Your answer should be one number: the count of lines in these entries that hold the word "Filtro".

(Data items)
###

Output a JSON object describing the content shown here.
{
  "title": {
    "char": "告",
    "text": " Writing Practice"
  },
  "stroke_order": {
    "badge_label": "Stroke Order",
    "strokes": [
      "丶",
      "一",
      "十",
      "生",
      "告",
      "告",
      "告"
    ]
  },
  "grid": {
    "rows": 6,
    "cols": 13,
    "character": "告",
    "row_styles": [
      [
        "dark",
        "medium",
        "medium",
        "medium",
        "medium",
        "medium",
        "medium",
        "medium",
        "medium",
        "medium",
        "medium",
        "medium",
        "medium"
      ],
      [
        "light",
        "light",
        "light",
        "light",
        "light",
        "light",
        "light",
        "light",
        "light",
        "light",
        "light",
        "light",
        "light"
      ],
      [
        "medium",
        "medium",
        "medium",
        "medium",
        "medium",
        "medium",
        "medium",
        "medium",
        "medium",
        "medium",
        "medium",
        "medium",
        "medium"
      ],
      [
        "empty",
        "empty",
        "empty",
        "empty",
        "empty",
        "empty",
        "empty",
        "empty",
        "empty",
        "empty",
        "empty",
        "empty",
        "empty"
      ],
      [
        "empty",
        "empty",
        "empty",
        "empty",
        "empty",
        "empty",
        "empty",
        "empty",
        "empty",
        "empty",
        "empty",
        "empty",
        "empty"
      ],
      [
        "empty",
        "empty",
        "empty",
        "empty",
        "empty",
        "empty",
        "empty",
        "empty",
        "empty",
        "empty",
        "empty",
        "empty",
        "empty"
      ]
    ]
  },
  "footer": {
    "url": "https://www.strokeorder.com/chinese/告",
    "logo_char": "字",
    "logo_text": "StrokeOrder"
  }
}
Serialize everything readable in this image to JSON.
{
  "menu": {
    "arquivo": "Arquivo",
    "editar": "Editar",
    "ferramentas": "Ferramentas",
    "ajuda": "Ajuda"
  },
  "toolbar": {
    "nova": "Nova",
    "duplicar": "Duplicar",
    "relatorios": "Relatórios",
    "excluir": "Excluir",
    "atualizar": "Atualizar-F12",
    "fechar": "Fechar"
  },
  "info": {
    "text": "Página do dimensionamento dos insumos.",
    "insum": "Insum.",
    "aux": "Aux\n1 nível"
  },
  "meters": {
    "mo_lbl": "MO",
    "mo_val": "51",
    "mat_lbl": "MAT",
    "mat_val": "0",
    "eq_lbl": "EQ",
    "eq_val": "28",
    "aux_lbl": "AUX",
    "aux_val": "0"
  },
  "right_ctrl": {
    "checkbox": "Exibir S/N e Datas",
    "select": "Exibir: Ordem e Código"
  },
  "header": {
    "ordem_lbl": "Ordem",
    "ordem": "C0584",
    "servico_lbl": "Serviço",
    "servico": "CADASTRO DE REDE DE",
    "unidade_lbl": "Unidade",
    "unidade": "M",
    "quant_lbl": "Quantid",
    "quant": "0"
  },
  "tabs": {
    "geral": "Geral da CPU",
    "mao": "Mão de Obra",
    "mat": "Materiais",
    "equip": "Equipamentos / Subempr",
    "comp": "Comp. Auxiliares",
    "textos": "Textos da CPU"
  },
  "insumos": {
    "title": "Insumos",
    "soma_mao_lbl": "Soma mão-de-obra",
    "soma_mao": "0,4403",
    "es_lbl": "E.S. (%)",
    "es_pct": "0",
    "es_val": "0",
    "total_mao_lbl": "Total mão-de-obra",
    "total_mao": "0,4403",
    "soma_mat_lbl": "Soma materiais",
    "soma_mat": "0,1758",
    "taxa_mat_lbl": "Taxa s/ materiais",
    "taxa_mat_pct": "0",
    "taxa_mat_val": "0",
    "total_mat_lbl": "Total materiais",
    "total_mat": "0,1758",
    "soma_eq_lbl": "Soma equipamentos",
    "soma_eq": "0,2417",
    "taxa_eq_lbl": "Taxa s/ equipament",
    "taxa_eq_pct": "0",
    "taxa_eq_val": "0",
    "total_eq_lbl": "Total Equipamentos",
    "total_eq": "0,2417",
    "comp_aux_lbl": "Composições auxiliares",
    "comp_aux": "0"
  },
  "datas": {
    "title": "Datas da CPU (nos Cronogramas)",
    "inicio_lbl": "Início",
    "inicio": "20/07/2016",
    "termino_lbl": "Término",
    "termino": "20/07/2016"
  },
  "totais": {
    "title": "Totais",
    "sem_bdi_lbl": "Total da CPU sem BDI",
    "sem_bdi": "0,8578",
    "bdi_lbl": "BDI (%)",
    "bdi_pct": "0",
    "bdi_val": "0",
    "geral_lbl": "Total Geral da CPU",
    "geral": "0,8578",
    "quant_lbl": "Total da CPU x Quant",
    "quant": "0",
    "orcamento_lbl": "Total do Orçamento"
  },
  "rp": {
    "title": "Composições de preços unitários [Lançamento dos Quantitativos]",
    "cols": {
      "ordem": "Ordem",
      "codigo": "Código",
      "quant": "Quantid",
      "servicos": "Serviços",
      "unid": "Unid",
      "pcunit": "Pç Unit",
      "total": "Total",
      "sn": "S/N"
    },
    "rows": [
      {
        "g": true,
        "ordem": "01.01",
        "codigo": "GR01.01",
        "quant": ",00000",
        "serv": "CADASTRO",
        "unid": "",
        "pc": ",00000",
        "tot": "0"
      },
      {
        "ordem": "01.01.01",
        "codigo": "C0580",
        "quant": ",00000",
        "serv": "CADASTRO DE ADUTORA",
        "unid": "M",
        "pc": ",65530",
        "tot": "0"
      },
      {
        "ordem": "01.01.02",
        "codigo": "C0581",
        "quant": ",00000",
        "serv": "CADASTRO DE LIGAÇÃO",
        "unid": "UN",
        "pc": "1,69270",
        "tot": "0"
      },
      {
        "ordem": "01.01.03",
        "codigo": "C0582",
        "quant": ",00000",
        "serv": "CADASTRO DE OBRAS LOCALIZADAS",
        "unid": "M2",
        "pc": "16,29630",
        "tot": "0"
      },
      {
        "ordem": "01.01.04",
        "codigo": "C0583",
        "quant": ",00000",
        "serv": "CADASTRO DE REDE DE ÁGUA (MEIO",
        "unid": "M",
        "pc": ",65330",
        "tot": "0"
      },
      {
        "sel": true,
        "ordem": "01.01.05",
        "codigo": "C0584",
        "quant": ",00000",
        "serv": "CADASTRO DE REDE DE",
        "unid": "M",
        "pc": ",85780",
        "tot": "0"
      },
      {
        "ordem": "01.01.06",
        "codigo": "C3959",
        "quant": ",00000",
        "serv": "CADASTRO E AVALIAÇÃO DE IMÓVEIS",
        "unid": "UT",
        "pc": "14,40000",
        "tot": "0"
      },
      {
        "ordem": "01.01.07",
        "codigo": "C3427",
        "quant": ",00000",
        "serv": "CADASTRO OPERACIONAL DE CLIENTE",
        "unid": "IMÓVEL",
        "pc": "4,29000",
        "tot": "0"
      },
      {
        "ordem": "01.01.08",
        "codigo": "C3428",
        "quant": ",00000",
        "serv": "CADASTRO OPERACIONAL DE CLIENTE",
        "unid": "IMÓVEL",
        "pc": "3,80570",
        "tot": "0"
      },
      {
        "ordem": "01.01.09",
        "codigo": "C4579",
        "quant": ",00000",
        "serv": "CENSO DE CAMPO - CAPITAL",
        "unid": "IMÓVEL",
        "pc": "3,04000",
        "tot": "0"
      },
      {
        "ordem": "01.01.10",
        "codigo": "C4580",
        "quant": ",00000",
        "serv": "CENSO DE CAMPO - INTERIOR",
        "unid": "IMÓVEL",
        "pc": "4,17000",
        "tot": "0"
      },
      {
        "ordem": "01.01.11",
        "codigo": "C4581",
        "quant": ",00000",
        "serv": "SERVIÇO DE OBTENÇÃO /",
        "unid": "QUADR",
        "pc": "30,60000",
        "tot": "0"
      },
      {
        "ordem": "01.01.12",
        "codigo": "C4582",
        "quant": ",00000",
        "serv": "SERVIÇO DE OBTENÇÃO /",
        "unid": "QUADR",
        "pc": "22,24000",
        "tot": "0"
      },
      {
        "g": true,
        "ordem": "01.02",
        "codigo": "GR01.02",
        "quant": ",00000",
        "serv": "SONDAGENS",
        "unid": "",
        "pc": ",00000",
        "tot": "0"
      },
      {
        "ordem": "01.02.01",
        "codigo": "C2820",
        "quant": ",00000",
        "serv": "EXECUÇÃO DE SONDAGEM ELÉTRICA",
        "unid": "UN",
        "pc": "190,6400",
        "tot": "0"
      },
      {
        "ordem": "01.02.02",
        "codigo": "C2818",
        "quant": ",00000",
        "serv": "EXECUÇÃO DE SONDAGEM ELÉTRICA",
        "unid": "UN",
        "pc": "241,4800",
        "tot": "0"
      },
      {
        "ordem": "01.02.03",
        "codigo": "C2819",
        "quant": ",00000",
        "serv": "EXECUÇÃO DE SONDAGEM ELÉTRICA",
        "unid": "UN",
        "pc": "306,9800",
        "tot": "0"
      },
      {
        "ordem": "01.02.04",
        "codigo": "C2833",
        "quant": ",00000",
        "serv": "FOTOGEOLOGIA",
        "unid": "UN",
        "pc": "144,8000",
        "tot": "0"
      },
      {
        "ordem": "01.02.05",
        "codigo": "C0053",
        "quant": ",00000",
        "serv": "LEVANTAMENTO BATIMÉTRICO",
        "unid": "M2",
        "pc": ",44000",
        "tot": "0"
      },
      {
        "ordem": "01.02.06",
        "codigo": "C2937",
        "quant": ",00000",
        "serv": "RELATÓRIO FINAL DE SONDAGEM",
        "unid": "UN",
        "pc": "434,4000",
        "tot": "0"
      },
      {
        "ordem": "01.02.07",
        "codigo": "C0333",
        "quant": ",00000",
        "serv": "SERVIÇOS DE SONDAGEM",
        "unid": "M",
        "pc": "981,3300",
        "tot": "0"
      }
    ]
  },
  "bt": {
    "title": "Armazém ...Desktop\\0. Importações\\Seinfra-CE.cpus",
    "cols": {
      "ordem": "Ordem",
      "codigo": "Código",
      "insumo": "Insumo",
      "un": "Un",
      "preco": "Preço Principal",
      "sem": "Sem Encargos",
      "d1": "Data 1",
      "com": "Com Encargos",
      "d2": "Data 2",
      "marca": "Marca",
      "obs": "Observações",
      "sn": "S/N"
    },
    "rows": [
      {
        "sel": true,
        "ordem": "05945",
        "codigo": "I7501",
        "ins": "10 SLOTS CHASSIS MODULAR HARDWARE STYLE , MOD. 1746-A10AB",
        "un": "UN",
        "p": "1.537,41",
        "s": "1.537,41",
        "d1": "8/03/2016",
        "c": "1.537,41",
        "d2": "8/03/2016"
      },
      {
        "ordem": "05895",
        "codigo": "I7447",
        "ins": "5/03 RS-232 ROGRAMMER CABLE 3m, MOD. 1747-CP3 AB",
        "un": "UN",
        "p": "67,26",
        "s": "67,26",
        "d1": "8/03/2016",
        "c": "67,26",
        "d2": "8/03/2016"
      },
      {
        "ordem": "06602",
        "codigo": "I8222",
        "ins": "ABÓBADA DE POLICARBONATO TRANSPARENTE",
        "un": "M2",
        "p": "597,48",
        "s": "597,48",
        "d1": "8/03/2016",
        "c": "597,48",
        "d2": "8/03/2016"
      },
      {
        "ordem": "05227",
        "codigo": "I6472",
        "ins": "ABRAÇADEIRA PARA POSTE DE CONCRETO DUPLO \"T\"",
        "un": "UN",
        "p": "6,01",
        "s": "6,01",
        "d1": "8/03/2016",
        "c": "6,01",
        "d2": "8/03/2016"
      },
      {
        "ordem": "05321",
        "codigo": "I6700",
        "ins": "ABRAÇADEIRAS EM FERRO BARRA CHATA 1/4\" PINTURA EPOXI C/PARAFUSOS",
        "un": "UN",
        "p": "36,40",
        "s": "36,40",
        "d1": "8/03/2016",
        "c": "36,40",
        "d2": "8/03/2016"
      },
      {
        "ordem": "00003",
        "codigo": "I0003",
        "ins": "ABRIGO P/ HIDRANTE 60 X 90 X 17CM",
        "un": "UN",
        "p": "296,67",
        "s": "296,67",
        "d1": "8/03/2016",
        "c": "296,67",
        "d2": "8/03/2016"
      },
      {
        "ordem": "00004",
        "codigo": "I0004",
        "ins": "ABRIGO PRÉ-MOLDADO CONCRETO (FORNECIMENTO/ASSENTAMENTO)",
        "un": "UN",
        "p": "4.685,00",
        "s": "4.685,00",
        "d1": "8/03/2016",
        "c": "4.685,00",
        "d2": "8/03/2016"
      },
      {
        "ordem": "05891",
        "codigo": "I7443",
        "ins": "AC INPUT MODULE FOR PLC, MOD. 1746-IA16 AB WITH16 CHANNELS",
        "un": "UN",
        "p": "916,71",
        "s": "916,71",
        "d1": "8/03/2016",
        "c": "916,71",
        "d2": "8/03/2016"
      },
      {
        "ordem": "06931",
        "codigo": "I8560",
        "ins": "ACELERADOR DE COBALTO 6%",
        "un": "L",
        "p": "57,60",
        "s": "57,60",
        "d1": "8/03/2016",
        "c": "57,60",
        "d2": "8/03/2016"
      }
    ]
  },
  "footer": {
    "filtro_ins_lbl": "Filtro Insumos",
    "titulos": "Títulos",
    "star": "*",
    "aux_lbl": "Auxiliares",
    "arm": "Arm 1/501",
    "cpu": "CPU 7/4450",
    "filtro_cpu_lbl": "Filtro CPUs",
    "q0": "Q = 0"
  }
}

###

## Reply to the task:
2